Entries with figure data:

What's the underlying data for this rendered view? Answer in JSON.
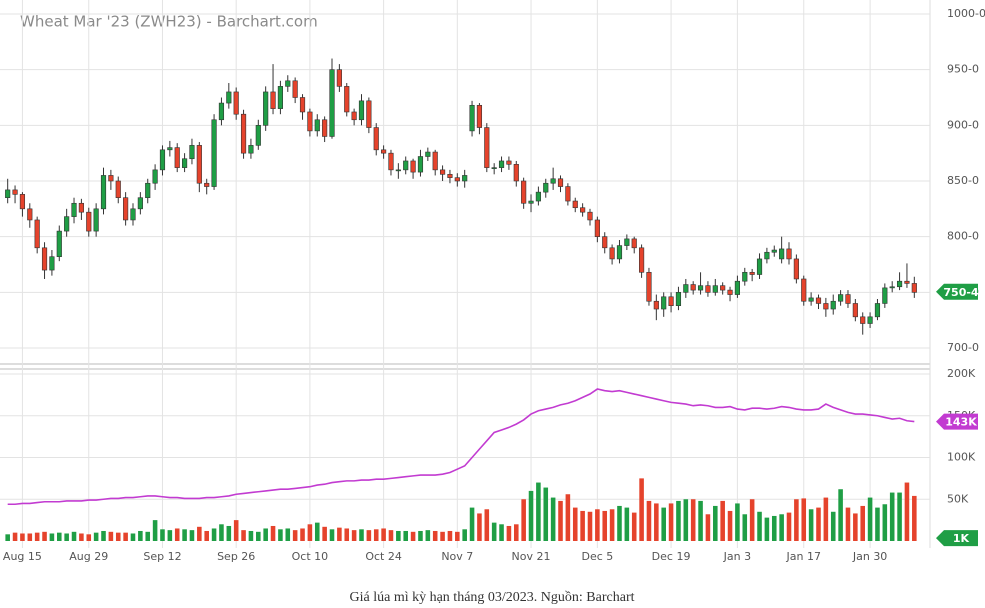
{
  "chart_data": {
    "type": "candlestick",
    "title": "Wheat Mar '23 (ZWH23) - Barchart.com",
    "caption": "Giá lúa mì kỳ hạn tháng 03/2023. Nguồn: Barchart",
    "up_color": "#1f9e45",
    "down_color": "#e5432c",
    "open_interest_color": "#c23bd1",
    "grid": true,
    "xlim": [
      -0.5,
      123.5
    ],
    "xticks": [
      {
        "value": 2,
        "label": "Aug 15"
      },
      {
        "value": 11,
        "label": "Aug 29"
      },
      {
        "value": 21,
        "label": "Sep 12"
      },
      {
        "value": 31,
        "label": "Sep 26"
      },
      {
        "value": 41,
        "label": "Oct 10"
      },
      {
        "value": 51,
        "label": "Oct 24"
      },
      {
        "value": 61,
        "label": "Nov 7"
      },
      {
        "value": 71,
        "label": "Nov 21"
      },
      {
        "value": 80,
        "label": "Dec 5"
      },
      {
        "value": 90,
        "label": "Dec 19"
      },
      {
        "value": 99,
        "label": "Jan 3"
      },
      {
        "value": 108,
        "label": "Jan 17"
      },
      {
        "value": 117,
        "label": "Jan 30"
      }
    ],
    "ylim": [
      700,
      1000
    ],
    "yticks": [
      {
        "value": 700,
        "label": "700-0"
      },
      {
        "value": 750,
        "label": "750-0"
      },
      {
        "value": 800,
        "label": "800-0"
      },
      {
        "value": 850,
        "label": "850-0"
      },
      {
        "value": 900,
        "label": "900-0"
      },
      {
        "value": 950,
        "label": "950-0"
      },
      {
        "value": 1000,
        "label": "1000-0"
      }
    ],
    "volume_ylim": [
      0,
      200000
    ],
    "volume_yticks": [
      {
        "value": 50000,
        "label": "50K"
      },
      {
        "value": 100000,
        "label": "100K"
      },
      {
        "value": 150000,
        "label": "150K"
      },
      {
        "value": 200000,
        "label": "200K"
      }
    ],
    "last_price": {
      "value": 750.5,
      "label": "750-4"
    },
    "last_open_interest": {
      "value": 143000,
      "label": "143K"
    },
    "last_volume": {
      "value": 1000,
      "label": "1K"
    },
    "candles": [
      [
        835,
        852,
        830,
        842
      ],
      [
        842,
        846,
        830,
        838
      ],
      [
        838,
        840,
        818,
        825
      ],
      [
        825,
        830,
        808,
        815
      ],
      [
        815,
        818,
        785,
        790
      ],
      [
        790,
        795,
        762,
        770
      ],
      [
        770,
        788,
        765,
        782
      ],
      [
        782,
        810,
        778,
        805
      ],
      [
        805,
        825,
        800,
        818
      ],
      [
        818,
        835,
        812,
        830
      ],
      [
        830,
        834,
        815,
        822
      ],
      [
        822,
        826,
        800,
        805
      ],
      [
        805,
        830,
        800,
        825
      ],
      [
        825,
        862,
        820,
        855
      ],
      [
        855,
        860,
        842,
        850
      ],
      [
        850,
        854,
        830,
        835
      ],
      [
        835,
        840,
        810,
        815
      ],
      [
        815,
        830,
        810,
        825
      ],
      [
        825,
        840,
        820,
        835
      ],
      [
        835,
        852,
        830,
        848
      ],
      [
        848,
        865,
        842,
        860
      ],
      [
        860,
        882,
        855,
        878
      ],
      [
        878,
        886,
        872,
        880
      ],
      [
        880,
        884,
        858,
        862
      ],
      [
        862,
        875,
        858,
        870
      ],
      [
        870,
        888,
        865,
        882
      ],
      [
        882,
        885,
        840,
        848
      ],
      [
        848,
        852,
        838,
        845
      ],
      [
        845,
        910,
        842,
        905
      ],
      [
        905,
        925,
        900,
        920
      ],
      [
        920,
        938,
        915,
        930
      ],
      [
        930,
        934,
        905,
        910
      ],
      [
        910,
        914,
        870,
        875
      ],
      [
        875,
        888,
        870,
        882
      ],
      [
        882,
        905,
        878,
        900
      ],
      [
        900,
        935,
        895,
        930
      ],
      [
        930,
        955,
        910,
        915
      ],
      [
        915,
        940,
        910,
        935
      ],
      [
        935,
        945,
        930,
        940
      ],
      [
        940,
        943,
        920,
        925
      ],
      [
        925,
        928,
        905,
        912
      ],
      [
        912,
        915,
        890,
        895
      ],
      [
        895,
        910,
        890,
        905
      ],
      [
        905,
        908,
        885,
        890
      ],
      [
        890,
        960,
        888,
        950
      ],
      [
        950,
        955,
        930,
        935
      ],
      [
        935,
        938,
        908,
        912
      ],
      [
        912,
        915,
        900,
        905
      ],
      [
        905,
        928,
        900,
        922
      ],
      [
        922,
        925,
        893,
        898
      ],
      [
        898,
        902,
        873,
        878
      ],
      [
        878,
        882,
        870,
        875
      ],
      [
        875,
        878,
        855,
        860
      ],
      [
        860,
        866,
        852,
        860
      ],
      [
        860,
        872,
        856,
        868
      ],
      [
        868,
        870,
        852,
        858
      ],
      [
        858,
        878,
        854,
        872
      ],
      [
        872,
        880,
        868,
        876
      ],
      [
        876,
        878,
        855,
        860
      ],
      [
        860,
        864,
        850,
        856
      ],
      [
        856,
        860,
        848,
        853
      ],
      [
        853,
        857,
        845,
        850
      ],
      [
        850,
        860,
        844,
        855
      ],
      [
        895,
        922,
        890,
        918
      ],
      [
        918,
        920,
        892,
        898
      ],
      [
        898,
        902,
        858,
        862
      ],
      [
        862,
        866,
        856,
        862
      ],
      [
        862,
        872,
        858,
        868
      ],
      [
        868,
        872,
        860,
        865
      ],
      [
        865,
        868,
        845,
        850
      ],
      [
        850,
        853,
        825,
        830
      ],
      [
        830,
        838,
        822,
        832
      ],
      [
        832,
        845,
        828,
        840
      ],
      [
        840,
        852,
        835,
        848
      ],
      [
        848,
        862,
        842,
        852
      ],
      [
        852,
        855,
        840,
        845
      ],
      [
        845,
        848,
        828,
        832
      ],
      [
        832,
        835,
        822,
        826
      ],
      [
        826,
        830,
        818,
        822
      ],
      [
        822,
        825,
        810,
        815
      ],
      [
        815,
        818,
        795,
        800
      ],
      [
        800,
        804,
        785,
        790
      ],
      [
        790,
        793,
        775,
        780
      ],
      [
        780,
        797,
        776,
        792
      ],
      [
        792,
        802,
        788,
        798
      ],
      [
        798,
        800,
        785,
        790
      ],
      [
        790,
        793,
        763,
        768
      ],
      [
        768,
        772,
        738,
        742
      ],
      [
        742,
        748,
        725,
        735
      ],
      [
        735,
        750,
        728,
        746
      ],
      [
        746,
        750,
        732,
        738
      ],
      [
        738,
        755,
        734,
        750
      ],
      [
        750,
        762,
        745,
        757
      ],
      [
        757,
        760,
        748,
        752
      ],
      [
        752,
        768,
        748,
        756
      ],
      [
        756,
        760,
        746,
        750
      ],
      [
        750,
        762,
        747,
        756
      ],
      [
        756,
        759,
        748,
        752
      ],
      [
        752,
        755,
        742,
        748
      ],
      [
        748,
        765,
        745,
        760
      ],
      [
        760,
        772,
        756,
        768
      ],
      [
        768,
        771,
        760,
        766
      ],
      [
        766,
        785,
        762,
        780
      ],
      [
        780,
        790,
        776,
        786
      ],
      [
        786,
        792,
        782,
        788
      ],
      [
        780,
        800,
        776,
        789
      ],
      [
        789,
        795,
        775,
        780
      ],
      [
        780,
        784,
        758,
        762
      ],
      [
        762,
        765,
        738,
        742
      ],
      [
        742,
        750,
        738,
        745
      ],
      [
        745,
        748,
        735,
        740
      ],
      [
        740,
        745,
        728,
        735
      ],
      [
        735,
        748,
        730,
        742
      ],
      [
        742,
        752,
        738,
        748
      ],
      [
        748,
        752,
        736,
        740
      ],
      [
        740,
        744,
        724,
        728
      ],
      [
        728,
        732,
        712,
        722
      ],
      [
        722,
        732,
        718,
        728
      ],
      [
        728,
        744,
        725,
        740
      ],
      [
        740,
        758,
        736,
        754
      ],
      [
        754,
        760,
        750,
        755
      ],
      [
        755,
        768,
        752,
        760
      ],
      [
        760,
        776,
        754,
        758
      ],
      [
        758,
        764,
        745,
        750
      ]
    ],
    "volume": [
      8000,
      10000,
      9000,
      9000,
      10000,
      11000,
      9000,
      10000,
      9000,
      11000,
      9000,
      8000,
      10000,
      12000,
      11000,
      10000,
      10000,
      9000,
      12000,
      11000,
      25000,
      14000,
      13000,
      15000,
      14000,
      13000,
      17000,
      12000,
      15000,
      20000,
      18000,
      25000,
      13000,
      12000,
      11000,
      15000,
      18000,
      14000,
      15000,
      13000,
      15000,
      20000,
      22000,
      17000,
      14000,
      16000,
      15000,
      13000,
      14000,
      13000,
      14000,
      15000,
      13000,
      12000,
      12000,
      11000,
      12000,
      13000,
      12000,
      11000,
      12000,
      11000,
      14000,
      40000,
      33000,
      38000,
      22000,
      20000,
      18000,
      20000,
      50000,
      60000,
      70000,
      64000,
      52000,
      48000,
      56000,
      40000,
      36000,
      35000,
      38000,
      36000,
      38000,
      42000,
      40000,
      34000,
      75000,
      48000,
      45000,
      40000,
      45000,
      48000,
      50000,
      50000,
      48000,
      32000,
      42000,
      48000,
      36000,
      45000,
      32000,
      50000,
      35000,
      28000,
      30000,
      32000,
      34000,
      50000,
      51000,
      38000,
      40000,
      52000,
      35000,
      62000,
      40000,
      33000,
      42000,
      52000,
      40000,
      44000,
      58000,
      58000,
      70000,
      54000
    ],
    "open_interest": [
      44000,
      44000,
      45000,
      45000,
      46000,
      47000,
      47000,
      47000,
      48000,
      48000,
      48000,
      49000,
      49000,
      50000,
      51000,
      51000,
      52000,
      52000,
      53000,
      54000,
      54000,
      53000,
      52000,
      52000,
      51000,
      51000,
      51000,
      52000,
      52000,
      53000,
      54000,
      56000,
      57000,
      58000,
      59000,
      60000,
      61000,
      62000,
      62000,
      63000,
      64000,
      65000,
      67000,
      68000,
      70000,
      71000,
      72000,
      72000,
      73000,
      73000,
      74000,
      74000,
      75000,
      76000,
      77000,
      78000,
      79000,
      79000,
      79000,
      80000,
      82000,
      86000,
      90000,
      100000,
      110000,
      120000,
      130000,
      133000,
      136000,
      140000,
      145000,
      152000,
      156000,
      158000,
      160000,
      163000,
      165000,
      168000,
      172000,
      176000,
      182000,
      180000,
      179000,
      180000,
      178000,
      176000,
      174000,
      172000,
      170000,
      168000,
      166000,
      165000,
      164000,
      162000,
      163000,
      162000,
      160000,
      160000,
      161000,
      158000,
      157000,
      159000,
      159000,
      158000,
      159000,
      161000,
      160000,
      158000,
      157000,
      157000,
      158000,
      164000,
      160000,
      157000,
      154000,
      152000,
      152000,
      151000,
      150000,
      148000,
      146000,
      147000,
      144000,
      143000
    ]
  }
}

> **Aim**
Copy every line of the entries above in which "Barchart" occurs.

> **Solution for this exercise**
    "title": "Wheat Mar '23 (ZWH23) - Barchart.com",
    "caption": "Giá lúa mì kỳ hạn tháng 03/2023. Nguồn: Barchart",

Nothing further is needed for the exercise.